§ Excerpted records
• • •

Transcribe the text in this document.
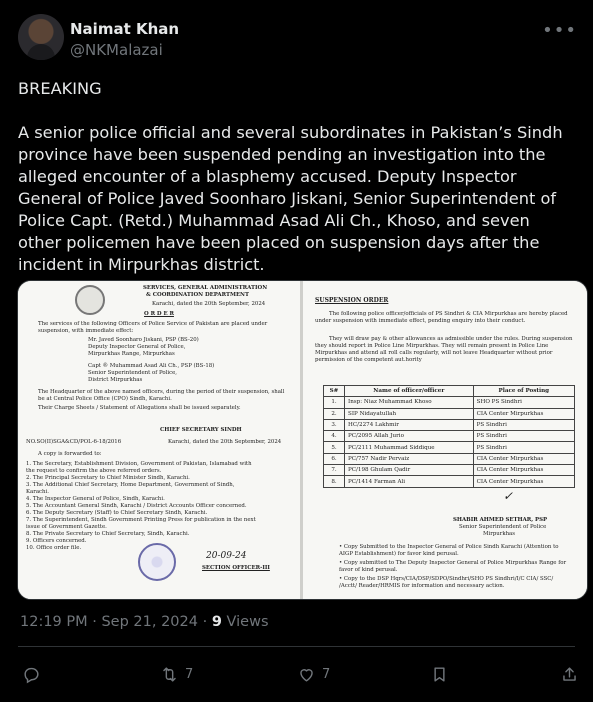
Naimat Khan
@NKMalazai
•••

BREAKING

A senior police official and several subordinates in Pakistan’s Sindh province have been suspended pending an investigation into the alleged encounter of a blasphemy accused. Deputy Inspector General of Police Javed Soonharo Jiskani, Senior Superintendent of Police Capt. (Retd.) Muhammad Asad Ali Ch., Khoso, and seven other policemen have been placed on suspension days after the incident in Mirpurkhas district.

SERVICES, GENERAL ADMINISTRATION
& COORDINATION DEPARTMENT
Karachi, dated the 20th September, 2024
O R D E R
The services of the following Officers of Police Service of Pakistan are placed under suspension, with immediate effect:
Mr. Javed Soonharo Jiskani, PSP (BS-20)
Deputy Inspector General of Police,
Mirpurkhas Range, Mirpurkhas
Capt ® Muhammad Asad Ali Ch., PSP (BS-18)
Senior Superintendent of Police,
District Mirpurkhas
The Headquarter of the above named officers, during the period of their suspension, shall be at Central Police Office (CPO) Sindh, Karachi.
Their Charge Sheets / Statement of Allegations shall be issued separately.
CHIEF SECRETARY SINDH
NO.SO(II)SGA&CD/POL-6-18/2016	Karachi, dated the 20th September, 2024
A copy is forwarded to:
1. The Secretary, Establishment Division, Government of Pakistan, Islamabad with
the request to confirm the above referred orders.
2. The Principal Secretary to Chief Minister Sindh, Karachi.
3. The Additional Chief Secretary, Home Department, Government of Sindh,
Karachi.
4. The Inspector General of Police, Sindh, Karachi.
5. The Accountant General Sindh, Karachi / District Accounts Officer concerned.
6. The Deputy Secretary (Staff) to Chief Secretary Sindh, Karachi.
7. The Superintendent, Sindh Government Printing Press for publication in the next
issue of Government Gazette.
8. The Private Secretary to Chief Secretary, Sindh, Karachi.
9. Officers concerned.
10. Office order file.
20-09-24
SECTION OFFICER-III
SUSPENSION ORDER
The following police officer/officials of PS Sindhri & CIA Mirpurkhas are hereby placed
under suspension with immediate effect, pending enquiry into their conduct.
They will draw pay & other allowances as admissible under the rules. During suspension
they should report in Police Line Mirpurkhas. They will remain present in Police Line
Mirpurkhas and attend all roll calls regularly, will not leave Headquarter without prior
permission of the competent aut.hority
S#	Name of officer/officer	Place of Posting
1.	Insp: Niaz Muhammad Khoso	SHO PS Sindhri
2.	SIP Nidayatullah	CIA Center Mirpurkhas
3.	HC/2274 Lakhmir	PS Sindhri
4.	PC/2095 Allah Jurio	PS Sindhri
5.	PC/2111 Muhammad Siddique	PS Sindhri
6.	PC/757 Nadir Pervaiz	CIA Center Mirpurkhas
7.	PC/198 Ghulam Qadir	CIA Center Mirpurkhas
8.	PC/1414 Farman Ali	CIA Center Mirpurkhas
✓
SHABIR AHMED SETHAR, PSP
Senior Superintendent of Police
Mirpurkhas
• Copy Submitted to the Inspector General of Police Sindh Karachi (Attention to
AIGP Establishment) for favor kind perusal.
• Copy submitted to The Deputy Inspector General of Police Mirpurkhas Range for
favor of kind perusal.
• Copy to the DSP Hqrs/CIA/DSP/SDPO/Sindhri/SHO PS Sindhri/I/C CIA/ SSC/
/Acctt/ Reader/HRMIS for information and necessary action.
12:19 PM · Sep 21, 2024 · 9 Views
7	7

• • •

§ Problem statement
Write down only the number of lines that contain the string "under" in the listing.

§ Output below
3